_Objective_
Leave out the pictures and repeat the rest of the material exactly.

*** Listed records ***

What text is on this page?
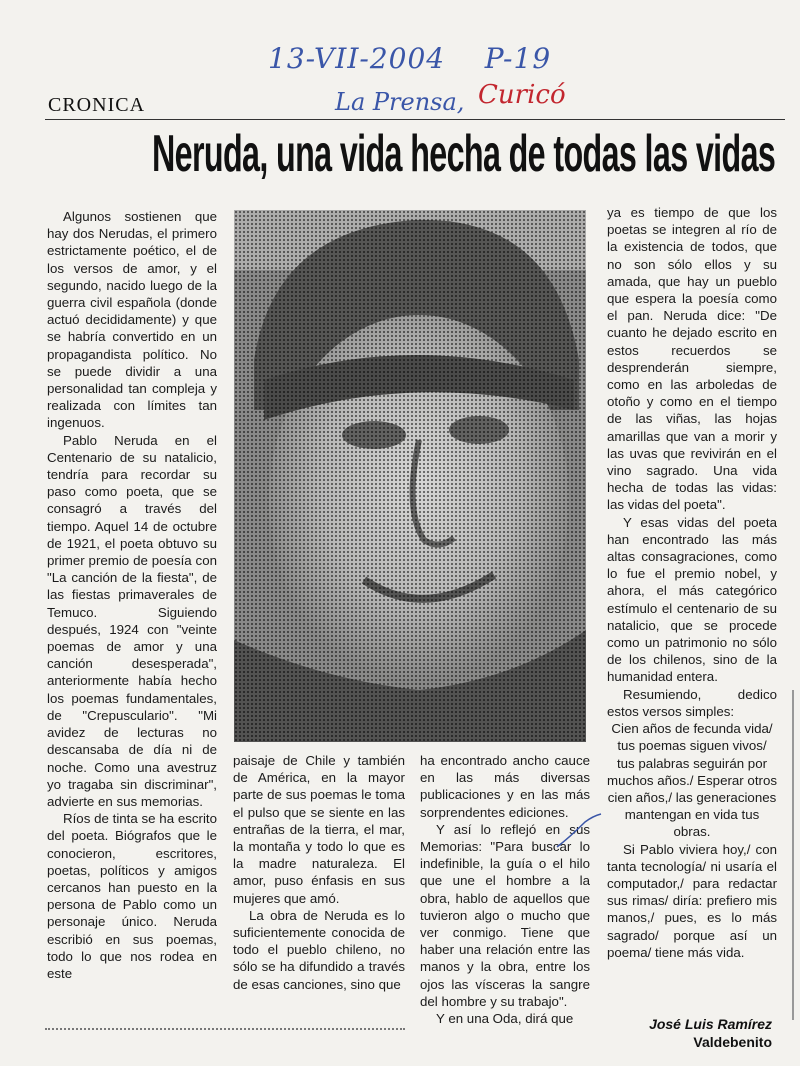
13-VII-2004 P-19
La Prensa, Curicó
CRONICA
Neruda, una vida hecha de todas las vidas

Algunos sostienen que hay dos Nerudas, el primero estrictamente poético, el de los versos de amor, y el segundo, nacido luego de la guerra civil española (donde actuó decididamente) y que se habría convertido en un propagandista político. No se puede dividir a una personalidad tan compleja y realizada con límites tan ingenuos.

Pablo Neruda en el Centenario de su natalicio, tendría para recordar su paso como poeta, que se consagró a través del tiempo. Aquel 14 de octubre de 1921, el poeta obtuvo su primer premio de poesía con "La canción de la fiesta", de las fiestas primaverales de Temuco. Siguiendo después, 1924 con "veinte poemas de amor y una canción desesperada", anteriormente había hecho los poemas fundamentales, de "Crepusculario". "Mi avidez de lecturas no descansaba de día ni de noche. Como una avestruz yo tragaba sin discriminar", advierte en sus memorias.

Ríos de tinta se ha escrito del poeta. Biógrafos que le conocieron, escritores, poetas, políticos y amigos cercanos han puesto en la persona de Pablo como un personaje único. Neruda escribió en sus poemas, todo lo que nos rodea en este

paisaje de Chile y también de América, en la mayor parte de sus poemas le toma el pulso que se siente en las entrañas de la tierra, el mar, la montaña y todo lo que es la madre naturaleza. El amor, puso énfasis en sus mujeres que amó.

La obra de Neruda es lo suficientemente conocida de todo el pueblo chileno, no sólo se ha difundido a través de esas canciones, sino que

ha encontrado ancho cauce en las más diversas publicaciones y en las más sorprendentes ediciones.

Y así lo reflejó en sus Memorias: "Para buscar lo indefinible, la guía o el hilo que une el hombre a la obra, hablo de aquellos que tuvieron algo o mucho que ver conmigo. Tiene que haber una relación entre las manos y la obra, entre los ojos las vísceras la sangre del hombre y su trabajo".

Y en una Oda, dirá que

ya es tiempo de que los poetas se integren al río de la existencia de todos, que no son sólo ellos y su amada, que hay un pueblo que espera la poesía como el pan. Neruda dice: "De cuanto he dejado escrito en estos recuerdos se desprenderán siempre, como en las arboledas de otoño y como en el tiempo de las viñas, las hojas amarillas que van a morir y las uvas que revivirán en el vino sagrado. Una vida hecha de todas las vidas: las vidas del poeta".

Y esas vidas del poeta han encontrado las más altas consagraciones, como lo fue el premio nobel, y ahora, el más categórico estímulo el centenario de su natalicio, que se procede como un patrimonio no sólo de los chilenos, sino de la humanidad entera.

Resumiendo, dedico estos versos simples:

Cien años de fecunda vida/ tus poemas siguen vivos/ tus palabras seguirán por muchos años./ Esperar otros cien años,/ las generaciones mantengan en vida tus obras.

Si Pablo viviera hoy,/ con tanta tecnología/ ni usaría el computador,/ para redactar sus rimas/ diría: prefiero mis manos,/ pues, es lo más sagrado/ porque así un poema/ tiene más vida.

José Luis Ramírez
Valdebenito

***

_Correct result_
What text is on this page?
13-VII-2004 P-19
La Prensa, Curicó
CRONICA
Neruda, una vida hecha de todas las vidas

Algunos sostienen que hay dos Nerudas, el primero estrictamente poético, el de los versos de amor, y el segundo, nacido luego de la guerra civil española (donde actuó decididamente) y que se habría convertido en un propagandista político. No se puede dividir a una personalidad tan compleja y realizada con límites tan ingenuos.

Pablo Neruda en el Centenario de su natalicio, tendría para recordar su paso como poeta, que se consagró a través del tiempo. Aquel 14 de octubre de 1921, el poeta obtuvo su primer premio de poesía con "La canción de la fiesta", de las fiestas primaverales de Temuco. Siguiendo después, 1924 con "veinte poemas de amor y una canción desesperada", anteriormente había hecho los poemas fundamentales, de "Crepusculario". "Mi avidez de lecturas no descansaba de día ni de noche. Como una avestruz yo tragaba sin discriminar", advierte en sus memorias.

Ríos de tinta se ha escrito del poeta. Biógrafos que le conocieron, escritores, poetas, políticos y amigos cercanos han puesto en la persona de Pablo como un personaje único. Neruda escribió en sus poemas, todo lo que nos rodea en este

paisaje de Chile y también de América, en la mayor parte de sus poemas le toma el pulso que se siente en las entrañas de la tierra, el mar, la montaña y todo lo que es la madre naturaleza. El amor, puso énfasis en sus mujeres que amó.

La obra de Neruda es lo suficientemente conocida de todo el pueblo chileno, no sólo se ha difundido a través de esas canciones, sino que

ha encontrado ancho cauce en las más diversas publicaciones y en las más sorprendentes ediciones.

Y así lo reflejó en sus Memorias: "Para buscar lo indefinible, la guía o el hilo que une el hombre a la obra, hablo de aquellos que tuvieron algo o mucho que ver conmigo. Tiene que haber una relación entre las manos y la obra, entre los ojos las vísceras la sangre del hombre y su trabajo".

Y en una Oda, dirá que

ya es tiempo de que los poetas se integren al río de la existencia de todos, que no son sólo ellos y su amada, que hay un pueblo que espera la poesía como el pan. Neruda dice: "De cuanto he dejado escrito en estos recuerdos se desprenderán siempre, como en las arboledas de otoño y como en el tiempo de las viñas, las hojas amarillas que van a morir y las uvas que revivirán en el vino sagrado. Una vida hecha de todas las vidas: las vidas del poeta".

Y esas vidas del poeta han encontrado las más altas consagraciones, como lo fue el premio nobel, y ahora, el más categórico estímulo el centenario de su natalicio, que se procede como un patrimonio no sólo de los chilenos, sino de la humanidad entera.

Resumiendo, dedico estos versos simples:

Cien años de fecunda vida/ tus poemas siguen vivos/ tus palabras seguirán por muchos años./ Esperar otros cien años,/ las generaciones mantengan en vida tus obras.

Si Pablo viviera hoy,/ con tanta tecnología/ ni usaría el computador,/ para redactar sus rimas/ diría: prefiero mis manos,/ pues, es lo más sagrado/ porque así un poema/ tiene más vida.

José Luis Ramírez
Valdebenito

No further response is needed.